Start of AVAILABLE DATA
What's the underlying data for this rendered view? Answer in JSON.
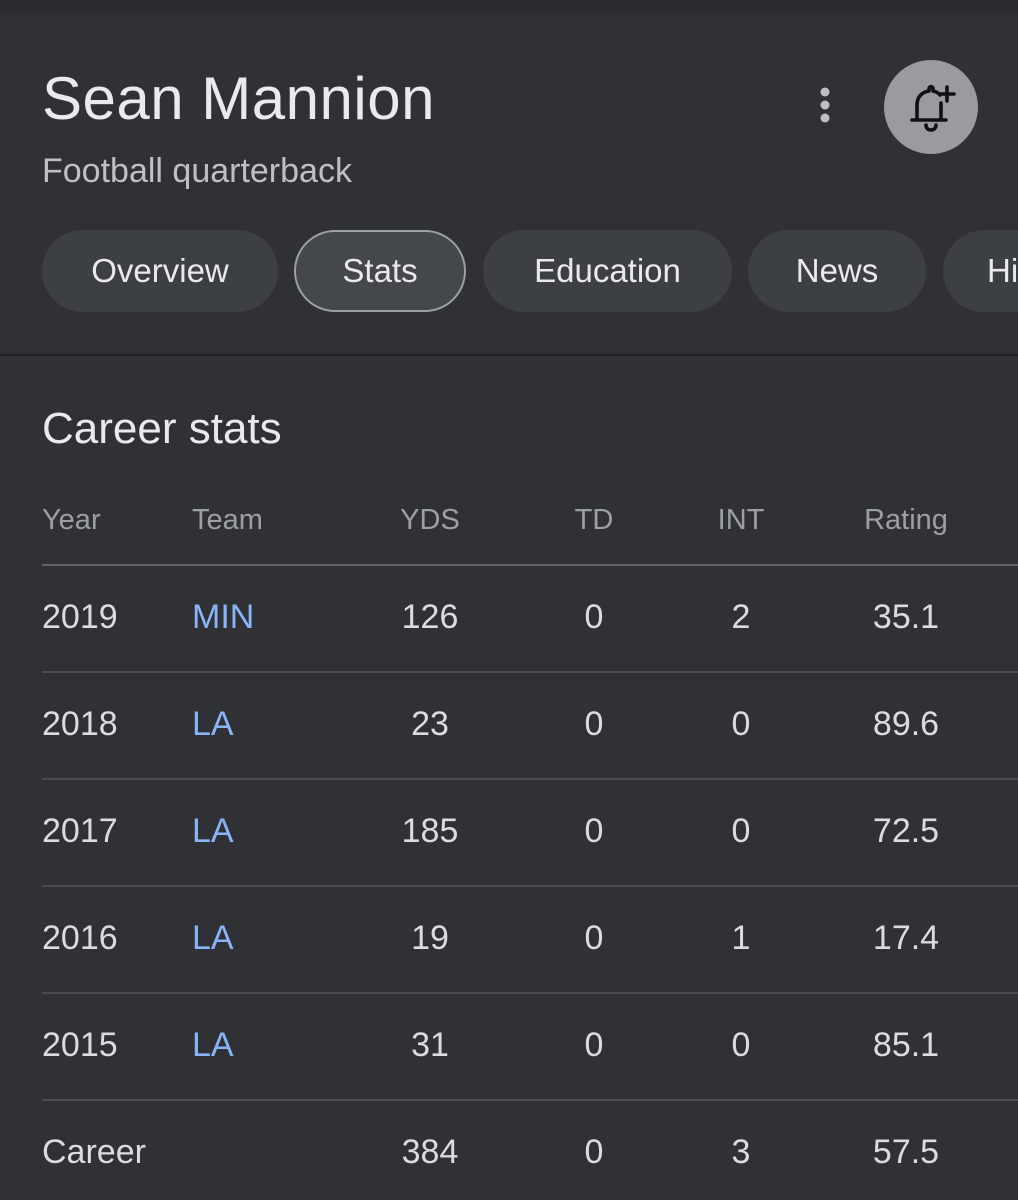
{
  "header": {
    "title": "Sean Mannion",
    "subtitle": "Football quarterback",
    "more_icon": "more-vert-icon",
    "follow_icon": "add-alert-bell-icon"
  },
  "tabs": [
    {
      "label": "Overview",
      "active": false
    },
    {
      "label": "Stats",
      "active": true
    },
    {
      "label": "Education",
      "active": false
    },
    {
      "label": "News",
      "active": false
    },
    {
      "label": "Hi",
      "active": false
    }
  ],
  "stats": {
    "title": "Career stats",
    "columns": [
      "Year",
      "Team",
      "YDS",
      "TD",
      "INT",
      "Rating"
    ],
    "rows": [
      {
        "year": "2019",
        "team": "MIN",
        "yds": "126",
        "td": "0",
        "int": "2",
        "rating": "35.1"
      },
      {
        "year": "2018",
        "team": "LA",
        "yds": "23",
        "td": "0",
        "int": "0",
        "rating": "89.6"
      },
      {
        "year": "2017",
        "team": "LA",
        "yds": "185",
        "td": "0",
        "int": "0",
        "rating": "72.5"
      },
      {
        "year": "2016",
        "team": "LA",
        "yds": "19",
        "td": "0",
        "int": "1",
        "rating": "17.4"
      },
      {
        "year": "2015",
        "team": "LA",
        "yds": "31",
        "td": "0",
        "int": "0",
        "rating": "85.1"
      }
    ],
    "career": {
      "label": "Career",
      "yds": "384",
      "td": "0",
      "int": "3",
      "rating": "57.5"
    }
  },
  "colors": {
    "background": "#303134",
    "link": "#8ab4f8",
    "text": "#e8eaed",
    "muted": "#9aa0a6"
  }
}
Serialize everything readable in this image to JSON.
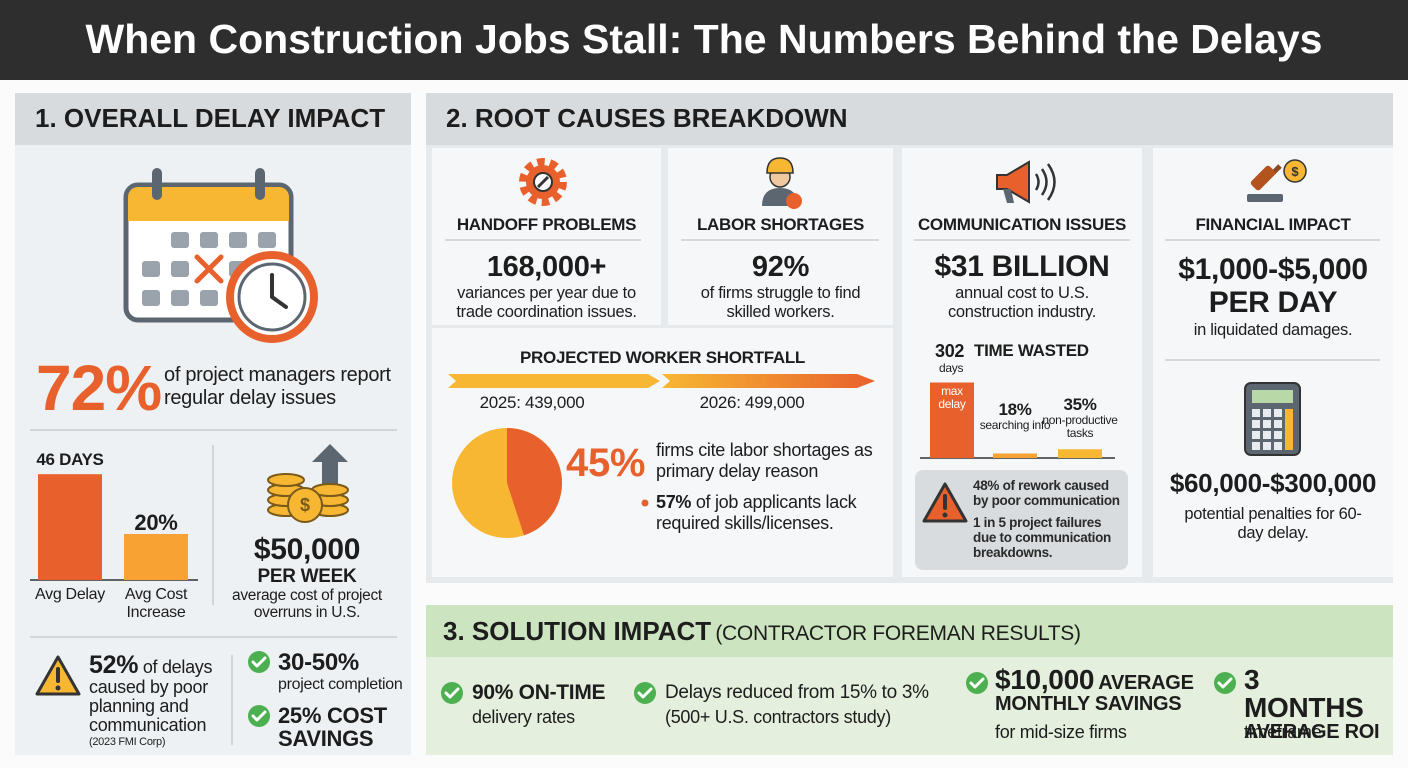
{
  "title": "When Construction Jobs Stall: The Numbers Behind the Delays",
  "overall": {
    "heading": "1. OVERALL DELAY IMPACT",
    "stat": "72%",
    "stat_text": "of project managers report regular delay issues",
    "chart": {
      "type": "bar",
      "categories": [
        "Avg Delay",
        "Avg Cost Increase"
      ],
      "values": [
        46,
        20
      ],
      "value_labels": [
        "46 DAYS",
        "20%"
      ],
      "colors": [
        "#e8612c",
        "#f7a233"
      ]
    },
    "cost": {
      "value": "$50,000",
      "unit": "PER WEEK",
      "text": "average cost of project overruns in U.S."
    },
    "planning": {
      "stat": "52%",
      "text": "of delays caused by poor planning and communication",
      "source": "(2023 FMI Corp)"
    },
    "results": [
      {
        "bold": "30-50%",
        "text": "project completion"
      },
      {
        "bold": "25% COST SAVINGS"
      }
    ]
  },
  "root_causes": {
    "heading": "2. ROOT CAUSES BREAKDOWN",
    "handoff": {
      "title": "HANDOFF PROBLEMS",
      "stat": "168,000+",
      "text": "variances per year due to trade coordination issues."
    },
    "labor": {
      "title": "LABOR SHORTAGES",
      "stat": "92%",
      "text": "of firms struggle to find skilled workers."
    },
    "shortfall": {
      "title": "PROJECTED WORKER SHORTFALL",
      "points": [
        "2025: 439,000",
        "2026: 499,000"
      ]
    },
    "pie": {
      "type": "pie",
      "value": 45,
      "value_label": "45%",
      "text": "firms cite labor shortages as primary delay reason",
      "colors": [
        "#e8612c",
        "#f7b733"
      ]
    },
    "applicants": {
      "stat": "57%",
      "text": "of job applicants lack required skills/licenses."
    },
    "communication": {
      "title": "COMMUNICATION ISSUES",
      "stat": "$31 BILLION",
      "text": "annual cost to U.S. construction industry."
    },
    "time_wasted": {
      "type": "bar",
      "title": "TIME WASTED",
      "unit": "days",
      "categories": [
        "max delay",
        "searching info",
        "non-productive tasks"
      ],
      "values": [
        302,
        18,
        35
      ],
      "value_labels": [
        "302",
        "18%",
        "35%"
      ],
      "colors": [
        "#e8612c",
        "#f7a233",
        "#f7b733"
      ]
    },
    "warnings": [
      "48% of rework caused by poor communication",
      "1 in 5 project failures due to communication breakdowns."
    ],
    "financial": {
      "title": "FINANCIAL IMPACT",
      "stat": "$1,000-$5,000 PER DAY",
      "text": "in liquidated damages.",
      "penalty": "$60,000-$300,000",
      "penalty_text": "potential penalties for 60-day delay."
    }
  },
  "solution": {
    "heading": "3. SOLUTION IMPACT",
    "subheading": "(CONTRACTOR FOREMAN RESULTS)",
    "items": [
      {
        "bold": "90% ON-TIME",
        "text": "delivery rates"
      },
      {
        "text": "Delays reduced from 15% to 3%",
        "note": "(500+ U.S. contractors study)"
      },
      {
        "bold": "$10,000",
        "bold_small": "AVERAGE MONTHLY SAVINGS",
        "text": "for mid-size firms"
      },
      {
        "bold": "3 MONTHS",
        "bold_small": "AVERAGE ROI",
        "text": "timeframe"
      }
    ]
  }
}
End of AVAILABLE DATA
Start of AVAILABLE DATA
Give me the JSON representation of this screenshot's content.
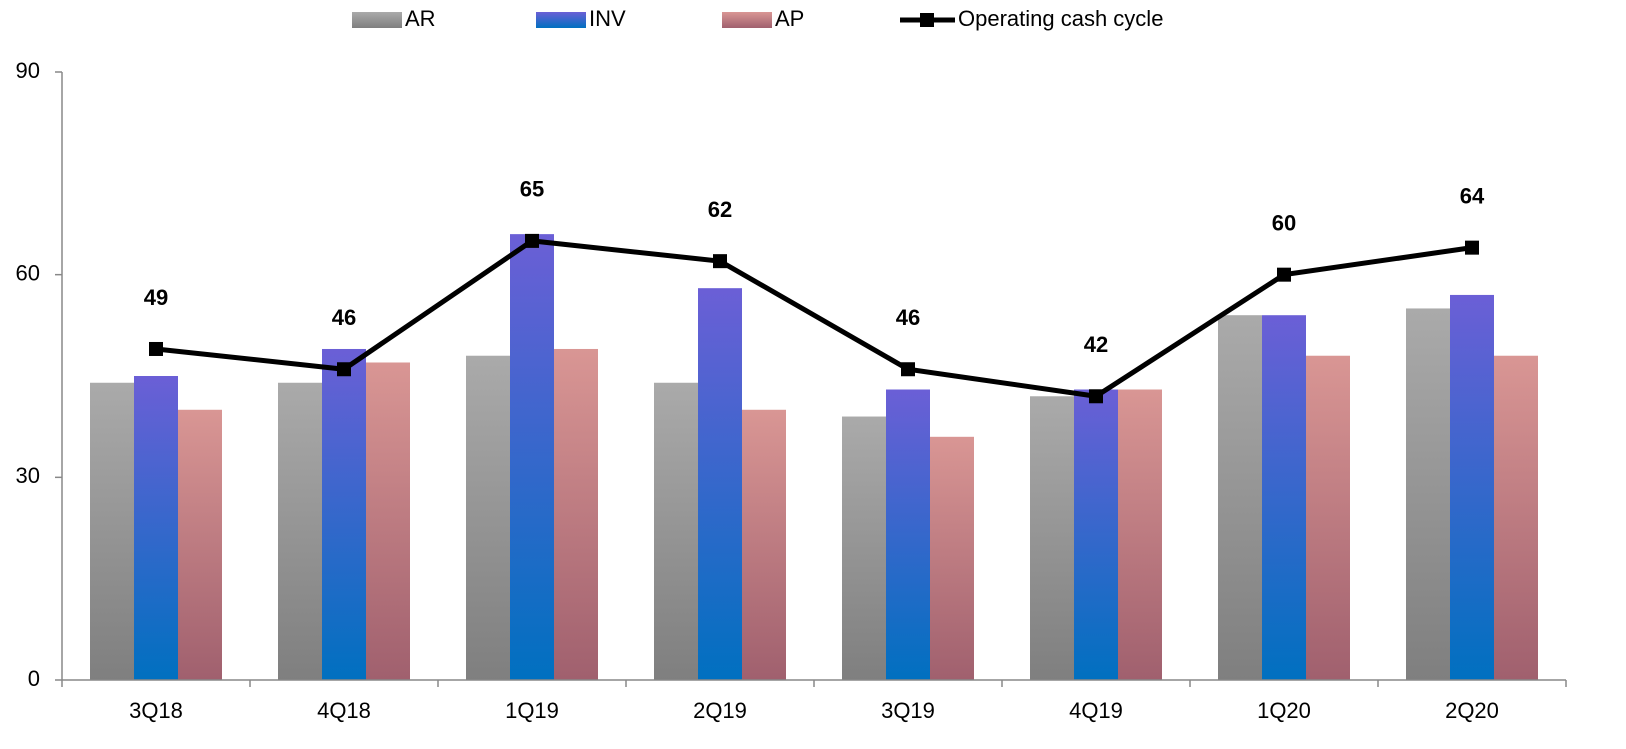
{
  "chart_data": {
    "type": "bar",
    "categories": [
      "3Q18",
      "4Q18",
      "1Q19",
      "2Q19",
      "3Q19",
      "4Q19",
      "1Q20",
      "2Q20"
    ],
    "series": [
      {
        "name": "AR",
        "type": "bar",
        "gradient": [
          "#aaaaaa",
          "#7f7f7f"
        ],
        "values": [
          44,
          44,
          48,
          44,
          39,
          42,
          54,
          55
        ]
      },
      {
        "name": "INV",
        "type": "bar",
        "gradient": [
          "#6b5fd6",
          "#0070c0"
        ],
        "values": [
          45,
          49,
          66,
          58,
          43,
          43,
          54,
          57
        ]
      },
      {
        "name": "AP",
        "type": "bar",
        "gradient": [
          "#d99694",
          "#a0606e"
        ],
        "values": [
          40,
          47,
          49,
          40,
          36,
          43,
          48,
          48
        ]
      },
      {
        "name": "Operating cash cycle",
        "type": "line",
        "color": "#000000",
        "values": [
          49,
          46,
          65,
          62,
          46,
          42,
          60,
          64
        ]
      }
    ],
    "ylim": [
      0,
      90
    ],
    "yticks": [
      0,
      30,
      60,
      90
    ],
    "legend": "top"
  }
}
End of AVAILABLE DATA
How many lines of these entries contain the string "name"? Reply with the number alone.

4